Repeat the entries that follow verbatim, without any of their pictures.

_Collected data entries_
***

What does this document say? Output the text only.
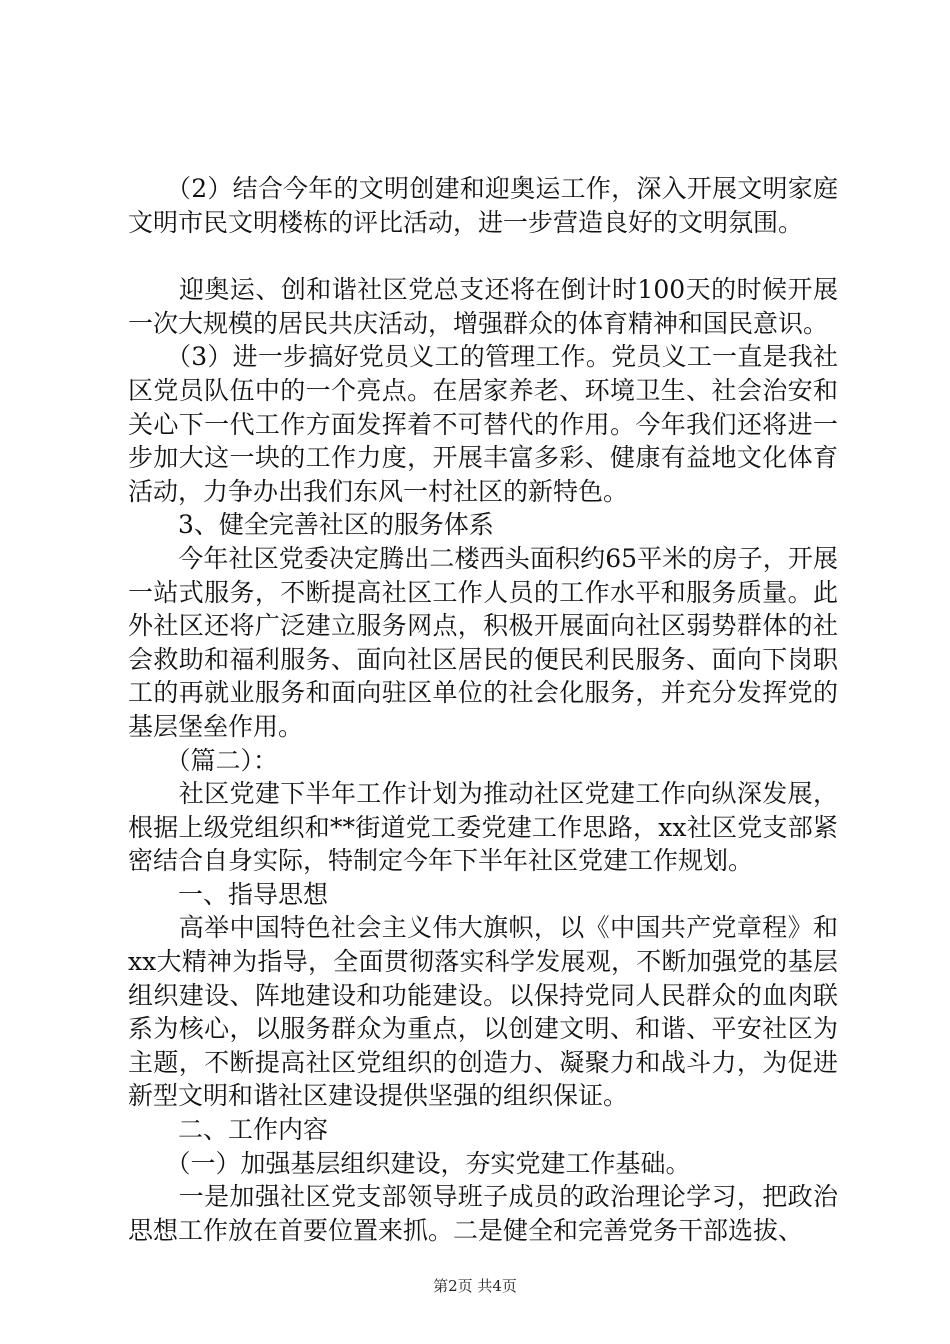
　　（2）结合今年的文明创建和迎奥运工作，深入开展文明家庭文明市民文明楼栋的评比活动，进一步营造良好的文明氛围。

　　迎奥运、创和谐社区党总支还将在倒计时100天的时候开展一次大规模的居民共庆活动，增强群众的体育精神和国民意识。

　　（3）进一步搞好党员义工的管理工作。党员义工一直是我社区党员队伍中的一个亮点。在居家养老、环境卫生、社会治安和关心下一代工作方面发挥着不可替代的作用。今年我们还将进一步加大这一块的工作力度，开展丰富多彩、健康有益地文化体育活动，力争办出我们东风一村社区的新特色。

　　3、健全完善社区的服务体系

　　今年社区党委决定腾出二楼西头面积约65平米的房子，开展一站式服务，不断提高社区工作人员的工作水平和服务质量。此外社区还将广泛建立服务网点，积极开展面向社区弱势群体的社会救助和福利服务、面向社区居民的便民利民服务、面向下岗职工的再就业服务和面向驻区单位的社会化服务，并充分发挥党的基层堡垒作用。

　　（篇二）：

　　社区党建下半年工作计划为推动社区党建工作向纵深发展，根据上级党组织和**街道党工委党建工作思路，xx社区党支部紧密结合自身实际，特制定今年下半年社区党建工作规划。

　　一、指导思想

　　高举中国特色社会主义伟大旗帜，以《中国共产党章程》和xx大精神为指导，全面贯彻落实科学发展观，不断加强党的基层组织建设、阵地建设和功能建设。以保持党同人民群众的血肉联系为核心，以服务群众为重点，以创建文明、和谐、平安社区为主题，不断提高社区党组织的创造力、凝聚力和战斗力，为促进新型文明和谐社区建设提供坚强的组织保证。

　　二、工作内容

　　（一）加强基层组织建设，夯实党建工作基础。

　　一是加强社区党支部领导班子成员的政治理论学习，把政治思想工作放在首要位置来抓。二是健全和完善党务干部选拔、

第2页 共4页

***

_Reply to the task_
What does this document say? Output the text only.
　　（2）结合今年的文明创建和迎奥运工作，深入开展文明家庭文明市民文明楼栋的评比活动，进一步营造良好的文明氛围。

　　迎奥运、创和谐社区党总支还将在倒计时100天的时候开展一次大规模的居民共庆活动，增强群众的体育精神和国民意识。

　　（3）进一步搞好党员义工的管理工作。党员义工一直是我社区党员队伍中的一个亮点。在居家养老、环境卫生、社会治安和关心下一代工作方面发挥着不可替代的作用。今年我们还将进一步加大这一块的工作力度，开展丰富多彩、健康有益地文化体育活动，力争办出我们东风一村社区的新特色。

　　3、健全完善社区的服务体系

　　今年社区党委决定腾出二楼西头面积约65平米的房子，开展一站式服务，不断提高社区工作人员的工作水平和服务质量。此外社区还将广泛建立服务网点，积极开展面向社区弱势群体的社会救助和福利服务、面向社区居民的便民利民服务、面向下岗职工的再就业服务和面向驻区单位的社会化服务，并充分发挥党的基层堡垒作用。

　　（篇二）：

　　社区党建下半年工作计划为推动社区党建工作向纵深发展，根据上级党组织和**街道党工委党建工作思路，xx社区党支部紧密结合自身实际，特制定今年下半年社区党建工作规划。

　　一、指导思想

　　高举中国特色社会主义伟大旗帜，以《中国共产党章程》和xx大精神为指导，全面贯彻落实科学发展观，不断加强党的基层组织建设、阵地建设和功能建设。以保持党同人民群众的血肉联系为核心，以服务群众为重点，以创建文明、和谐、平安社区为主题，不断提高社区党组织的创造力、凝聚力和战斗力，为促进新型文明和谐社区建设提供坚强的组织保证。

　　二、工作内容

　　（一）加强基层组织建设，夯实党建工作基础。

　　一是加强社区党支部领导班子成员的政治理论学习，把政治思想工作放在首要位置来抓。二是健全和完善党务干部选拔、

第2页 共4页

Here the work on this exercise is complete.